_AIM OF THE TASK_
Below is a listing; reproduce each line of it exactly.

_DATA FOR PROCESSING_

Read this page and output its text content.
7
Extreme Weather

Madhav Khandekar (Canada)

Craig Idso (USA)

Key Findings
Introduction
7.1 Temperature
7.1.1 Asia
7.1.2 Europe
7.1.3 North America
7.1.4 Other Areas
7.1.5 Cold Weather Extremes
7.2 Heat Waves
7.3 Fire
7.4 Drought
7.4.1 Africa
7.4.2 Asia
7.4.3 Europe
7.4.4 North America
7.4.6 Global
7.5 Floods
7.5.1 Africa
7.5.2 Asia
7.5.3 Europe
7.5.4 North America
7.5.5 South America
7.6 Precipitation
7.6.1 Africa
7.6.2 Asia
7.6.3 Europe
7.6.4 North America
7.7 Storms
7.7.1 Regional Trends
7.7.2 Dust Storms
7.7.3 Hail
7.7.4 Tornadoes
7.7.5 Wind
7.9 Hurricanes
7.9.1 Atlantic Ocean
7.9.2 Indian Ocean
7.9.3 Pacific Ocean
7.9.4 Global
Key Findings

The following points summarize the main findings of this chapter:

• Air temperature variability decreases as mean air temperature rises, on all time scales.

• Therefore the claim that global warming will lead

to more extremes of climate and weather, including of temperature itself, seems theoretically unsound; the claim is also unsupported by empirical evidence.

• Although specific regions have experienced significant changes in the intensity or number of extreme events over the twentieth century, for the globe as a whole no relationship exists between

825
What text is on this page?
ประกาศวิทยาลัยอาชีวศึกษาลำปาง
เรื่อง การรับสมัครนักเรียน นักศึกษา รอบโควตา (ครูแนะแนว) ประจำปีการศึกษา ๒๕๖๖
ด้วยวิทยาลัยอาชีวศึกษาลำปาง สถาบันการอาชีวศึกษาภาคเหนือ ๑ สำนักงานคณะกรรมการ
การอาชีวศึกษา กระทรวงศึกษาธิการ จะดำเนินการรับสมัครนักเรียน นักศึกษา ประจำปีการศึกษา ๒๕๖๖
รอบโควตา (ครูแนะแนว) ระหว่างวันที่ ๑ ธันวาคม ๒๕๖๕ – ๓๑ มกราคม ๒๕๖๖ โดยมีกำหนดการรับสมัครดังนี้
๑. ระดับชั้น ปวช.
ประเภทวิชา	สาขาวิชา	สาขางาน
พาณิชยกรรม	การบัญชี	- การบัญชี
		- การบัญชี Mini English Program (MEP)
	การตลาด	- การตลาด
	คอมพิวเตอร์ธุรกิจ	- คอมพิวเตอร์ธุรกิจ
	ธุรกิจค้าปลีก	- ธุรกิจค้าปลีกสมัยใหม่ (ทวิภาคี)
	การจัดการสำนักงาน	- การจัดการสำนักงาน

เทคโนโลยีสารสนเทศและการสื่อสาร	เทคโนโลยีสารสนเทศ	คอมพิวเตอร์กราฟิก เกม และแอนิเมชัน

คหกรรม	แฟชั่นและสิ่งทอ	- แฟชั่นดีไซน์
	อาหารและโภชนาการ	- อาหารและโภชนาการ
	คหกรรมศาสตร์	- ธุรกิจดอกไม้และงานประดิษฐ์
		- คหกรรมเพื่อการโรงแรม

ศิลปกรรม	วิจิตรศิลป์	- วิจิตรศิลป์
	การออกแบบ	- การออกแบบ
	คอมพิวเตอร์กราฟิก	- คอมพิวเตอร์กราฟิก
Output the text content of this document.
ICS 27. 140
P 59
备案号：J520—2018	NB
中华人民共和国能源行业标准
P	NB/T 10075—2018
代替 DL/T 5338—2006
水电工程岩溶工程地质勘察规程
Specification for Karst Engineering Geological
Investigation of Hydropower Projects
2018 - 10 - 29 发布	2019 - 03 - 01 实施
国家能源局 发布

_FINISHED TASK_
Read this page and output its text content.
7
Extreme Weather

Madhav Khandekar (Canada)

Craig Idso (USA)

Key Findings
Introduction
7.1 Temperature
7.1.1 Asia
7.1.2 Europe
7.1.3 North America
7.1.4 Other Areas
7.1.5 Cold Weather Extremes
7.2 Heat Waves
7.3 Fire
7.4 Drought
7.4.1 Africa
7.4.2 Asia
7.4.3 Europe
7.4.4 North America
7.4.6 Global
7.5 Floods
7.5.1 Africa
7.5.2 Asia
7.5.3 Europe
7.5.4 North America
7.5.5 South America
7.6 Precipitation
7.6.1 Africa
7.6.2 Asia
7.6.3 Europe
7.6.4 North America
7.7 Storms
7.7.1 Regional Trends
7.7.2 Dust Storms
7.7.3 Hail
7.7.4 Tornadoes
7.7.5 Wind
7.9 Hurricanes
7.9.1 Atlantic Ocean
7.9.2 Indian Ocean
7.9.3 Pacific Ocean
7.9.4 Global
Key Findings

The following points summarize the main findings of this chapter:

• Air temperature variability decreases as mean air temperature rises, on all time scales.

• Therefore the claim that global warming will lead

to more extremes of climate and weather, including of temperature itself, seems theoretically unsound; the claim is also unsupported by empirical evidence.

• Although specific regions have experienced significant changes in the intensity or number of extreme events over the twentieth century, for the globe as a whole no relationship exists between

825
What text is on this page?
ประกาศวิทยาลัยอาชีวศึกษาลำปาง
เรื่อง การรับสมัครนักเรียน นักศึกษา รอบโควตา (ครูแนะแนว) ประจำปีการศึกษา ๒๕๖๖
ด้วยวิทยาลัยอาชีวศึกษาลำปาง สถาบันการอาชีวศึกษาภาคเหนือ ๑ สำนักงานคณะกรรมการ
การอาชีวศึกษา กระทรวงศึกษาธิการ จะดำเนินการรับสมัครนักเรียน นักศึกษา ประจำปีการศึกษา ๒๕๖๖
รอบโควตา (ครูแนะแนว) ระหว่างวันที่ ๑ ธันวาคม ๒๕๖๕ – ๓๑ มกราคม ๒๕๖๖ โดยมีกำหนดการรับสมัครดังนี้
๑. ระดับชั้น ปวช.
ประเภทวิชา	สาขาวิชา	สาขางาน
พาณิชยกรรม	การบัญชี	- การบัญชี
		- การบัญชี Mini English Program (MEP)
	การตลาด	- การตลาด
	คอมพิวเตอร์ธุรกิจ	- คอมพิวเตอร์ธุรกิจ
	ธุรกิจค้าปลีก	- ธุรกิจค้าปลีกสมัยใหม่ (ทวิภาคี)
	การจัดการสำนักงาน	- การจัดการสำนักงาน

เทคโนโลยีสารสนเทศและการสื่อสาร	เทคโนโลยีสารสนเทศ	คอมพิวเตอร์กราฟิก เกม และแอนิเมชัน

คหกรรม	แฟชั่นและสิ่งทอ	- แฟชั่นดีไซน์
	อาหารและโภชนาการ	- อาหารและโภชนาการ
	คหกรรมศาสตร์	- ธุรกิจดอกไม้และงานประดิษฐ์
		- คหกรรมเพื่อการโรงแรม

ศิลปกรรม	วิจิตรศิลป์	- วิจิตรศิลป์
	การออกแบบ	- การออกแบบ
	คอมพิวเตอร์กราฟิก	- คอมพิวเตอร์กราฟิก
Output the text content of this document.
ICS 27. 140
P 59
备案号：J520—2018	NB
中华人民共和国能源行业标准
P	NB/T 10075—2018
代替 DL/T 5338—2006
水电工程岩溶工程地质勘察规程
Specification for Karst Engineering Geological
Investigation of Hydropower Projects
2018 - 10 - 29 发布	2019 - 03 - 01 实施
国家能源局 发布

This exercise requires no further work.